begin Extracted records

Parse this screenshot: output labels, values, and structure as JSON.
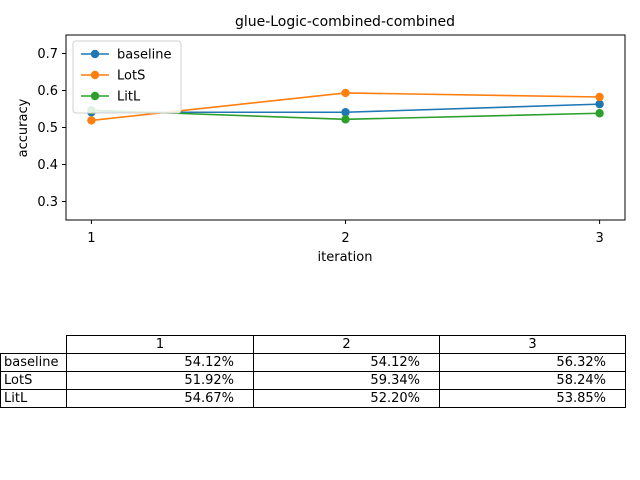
{
  "chart_data": {
    "type": "line",
    "title": "glue-Logic-combined-combined",
    "xlabel": "iteration",
    "ylabel": "accuracy",
    "x": [
      1,
      2,
      3
    ],
    "xticks": [
      "1",
      "2",
      "3"
    ],
    "yticks": [
      "0.3",
      "0.4",
      "0.5",
      "0.6",
      "0.7"
    ],
    "ylim": [
      0.25,
      0.75
    ],
    "grid": false,
    "legend_position": "top-left",
    "series": [
      {
        "name": "baseline",
        "color": "#1f77b4",
        "values": [
          0.5412,
          0.5412,
          0.5632
        ]
      },
      {
        "name": "LotS",
        "color": "#ff7f0e",
        "values": [
          0.5192,
          0.5934,
          0.5824
        ]
      },
      {
        "name": "LitL",
        "color": "#2ca02c",
        "values": [
          0.5467,
          0.522,
          0.5385
        ]
      }
    ]
  },
  "table": {
    "columns": [
      "1",
      "2",
      "3"
    ],
    "rows": [
      {
        "label": "baseline",
        "cells": [
          "54.12%",
          "54.12%",
          "56.32%"
        ]
      },
      {
        "label": "LotS",
        "cells": [
          "51.92%",
          "59.34%",
          "58.24%"
        ]
      },
      {
        "label": "LitL",
        "cells": [
          "54.67%",
          "52.20%",
          "53.85%"
        ]
      }
    ]
  }
}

end Extracted records

What you are asked to do> Write out the material above again, word for word, minus its pictures.

Expected answer>
Parse this screenshot: output labels, values, and structure as JSON.
{
  "chart_data": {
    "type": "line",
    "title": "glue-Logic-combined-combined",
    "xlabel": "iteration",
    "ylabel": "accuracy",
    "x": [
      1,
      2,
      3
    ],
    "xticks": [
      "1",
      "2",
      "3"
    ],
    "yticks": [
      "0.3",
      "0.4",
      "0.5",
      "0.6",
      "0.7"
    ],
    "ylim": [
      0.25,
      0.75
    ],
    "grid": false,
    "legend_position": "top-left",
    "series": [
      {
        "name": "baseline",
        "color": "#1f77b4",
        "values": [
          0.5412,
          0.5412,
          0.5632
        ]
      },
      {
        "name": "LotS",
        "color": "#ff7f0e",
        "values": [
          0.5192,
          0.5934,
          0.5824
        ]
      },
      {
        "name": "LitL",
        "color": "#2ca02c",
        "values": [
          0.5467,
          0.522,
          0.5385
        ]
      }
    ]
  },
  "table": {
    "columns": [
      "1",
      "2",
      "3"
    ],
    "rows": [
      {
        "label": "baseline",
        "cells": [
          "54.12%",
          "54.12%",
          "56.32%"
        ]
      },
      {
        "label": "LotS",
        "cells": [
          "51.92%",
          "59.34%",
          "58.24%"
        ]
      },
      {
        "label": "LitL",
        "cells": [
          "54.67%",
          "52.20%",
          "53.85%"
        ]
      }
    ]
  }
}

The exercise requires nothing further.